━━━ Vorliegender Text
Dies ist der gebündelte Versuch einer Replik auf: Karl R. Popper, Das Elend des Historizismus, was eine Replik darstellte auf: Karl Marx, Das Elend der Philosophie, was eine Replik darstellte auf: Proudhon, Die Philosophie des Elends

22.10.2005

Hegel und die Kontradiktion

Als Haupteinwand gegen Hegels Dialektik wird gewöhnlich vorgetragen, dass dieselbe gegen die Regeln der herkömmlichen Logik verstoße. Popper macht geltend, dass ein vorsätzlicher Verstoß gegen das Kontradiktionsverbot der formalen Logik dazu führe, alles Beliebige aus derartig kontradiktorischen Prämissen ableitbar werden zu lassen. Die vorausgesetzte Theorie sei damit gegen jegliche Widerlegung geschützt und damit von einem besonders gefährlichen Dogmatismus umgeben.

„Der Dogmatismus einer Lehre kann darin bestehen, (‘ungeschütztes Dogma’) daß Sätze ohne hinreichende Begründung und als wahr behauptet werden. (...) Aber es gibt auch eine Form des Dogmatismus (‘geschütztes Dogma’), deren dogmatischer Charakter viel stärker ausgeprägt ist: Dogmen können durch Dogmen in einer Weise gesichert werden, daß sie unter allen Umständen unberührbar bleiben müssen.
Einen solchen qualifizierten Schutz bieten zum Beispiel Hegels Dialektik. (...) Hegel versucht gar nicht, Kants Nachweis zu widerlegen, sondern er errichtet seine Dialektik unmittelbar auf dem Begriff des Widerspruchs als einem notwendigen und eminent produktiven Faktor allen Denkens. Durch diesen Schachzug verliert nicht nur der Angriff Kants, sondern jeder denkbare Einwand seine Stütze: Er wird gar nicht abgewehrt, denn er kann das System gar nicht treffen (er trifft immer nur seine eigene Antithese). Jeder denkbare Einwand gegen das System könnte ja nur darin bestehen, dessen innere Widersprüche nachzuweisen. Aber ein solcher Nachweis bedeutet für das dialektische System keine Erschütterung, sondern eher eine Festigung, eine Bestätigung.“
(Popper 1994b:295f)

Bereits von Sombart (1924a) wurde eingewandt, Hegels Dialektik verwechsle Kontradiktion mit dem konträrem Widerspruch.
━━━━━━
● Aufgabe 1
Nenne alle Personen, die im Text über Hegel und die Kontradiktion namentlich vorkommen.
● Aufgabe 2
Prüfe anhand des Textes über Hegel und die Kontradiktion, ob die folgenden Aussagen zutreffen, und belege jede Antwort mit den entscheidenden Worten des Textes.
(a) Popper hält das geschützte Dogma für weniger dogmatisch als das ungeschützte.
(b) Nach Popper versucht Hegel, Kants Nachweis zu widerlegen.
(c) Der Text ist auf den 22.10.2005 datiert.
● Aufgabe 3
Gib einen Abschnitt aus dem Text über Hegel und die Kontradiktion wörtlich wieder. Beginne bei den Worten „Einen solchen qualifizierten“ und höre nach „(Popper 1994b:295f)“ auf.
━━━ Zeilen
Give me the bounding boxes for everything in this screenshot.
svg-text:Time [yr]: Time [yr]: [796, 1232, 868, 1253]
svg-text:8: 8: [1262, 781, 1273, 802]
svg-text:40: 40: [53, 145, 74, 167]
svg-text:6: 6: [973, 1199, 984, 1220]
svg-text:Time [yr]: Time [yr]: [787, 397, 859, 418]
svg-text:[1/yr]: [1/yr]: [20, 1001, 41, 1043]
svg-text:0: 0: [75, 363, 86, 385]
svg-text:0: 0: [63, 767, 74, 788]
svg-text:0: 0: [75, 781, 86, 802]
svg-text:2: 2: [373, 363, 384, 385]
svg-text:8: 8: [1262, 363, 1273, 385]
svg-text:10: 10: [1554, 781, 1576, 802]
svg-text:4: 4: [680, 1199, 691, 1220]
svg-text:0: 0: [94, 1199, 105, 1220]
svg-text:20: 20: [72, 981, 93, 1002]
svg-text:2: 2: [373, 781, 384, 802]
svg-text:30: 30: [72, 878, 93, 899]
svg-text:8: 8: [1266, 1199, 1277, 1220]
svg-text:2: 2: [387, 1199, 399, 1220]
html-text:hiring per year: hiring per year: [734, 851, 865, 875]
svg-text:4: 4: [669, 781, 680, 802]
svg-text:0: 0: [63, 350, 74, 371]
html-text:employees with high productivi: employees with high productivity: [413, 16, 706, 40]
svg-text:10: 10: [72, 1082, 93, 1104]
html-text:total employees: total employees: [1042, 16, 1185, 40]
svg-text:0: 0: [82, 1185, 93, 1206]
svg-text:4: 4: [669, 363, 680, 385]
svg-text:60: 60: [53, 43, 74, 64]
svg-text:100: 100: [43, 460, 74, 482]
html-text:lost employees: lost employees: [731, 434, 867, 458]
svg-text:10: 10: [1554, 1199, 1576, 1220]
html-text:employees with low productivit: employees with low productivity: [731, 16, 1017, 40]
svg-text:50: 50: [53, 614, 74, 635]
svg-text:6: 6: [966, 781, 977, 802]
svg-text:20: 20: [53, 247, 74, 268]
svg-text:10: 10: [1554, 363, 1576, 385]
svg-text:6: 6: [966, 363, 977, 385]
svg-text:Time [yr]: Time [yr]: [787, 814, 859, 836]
━━━━━━
● Endergebnis 1
Karl R. Popper, Karl Marx, Proudhon, Hegel, Kant, Sombart

● Endergebnis 2
(a) Nein: „deren dogmatischer Charakter viel stärker ausgeprägt ist“
(b) Nein: „Hegel versucht gar nicht, Kants Nachweis zu widerlegen“
(c) Ja: „22.10.2005“

● Endergebnis 3
Einen solchen qualifizierten Schutz bieten zum Beispiel Hegels Dialektik. (...) Hegel versucht gar nicht, Kants Nachweis zu widerlegen, sondern er errichtet seine Dialektik unmittelbar auf dem Begriff des Widerspruchs als einem notwendigen und eminent produktiven Faktor allen Denkens. Durch diesen Schachzug verliert nicht nur der Angriff Kants, sondern jeder denkbare Einwand seine Stütze: Er wird gar nicht abgewehrt, denn er kann das System gar nicht treffen (er trifft immer nur seine eigene Antithese). Jeder denkbare Einwand gegen das System könnte ja nur darin bestehen, dessen innere Widersprüche nachzuweisen. Aber ein solcher Nachweis bedeutet für das dialektische System keine Erschütterung, sondern eher eine Festigung, eine Bestätigung.“
(Popper 1994b:295f)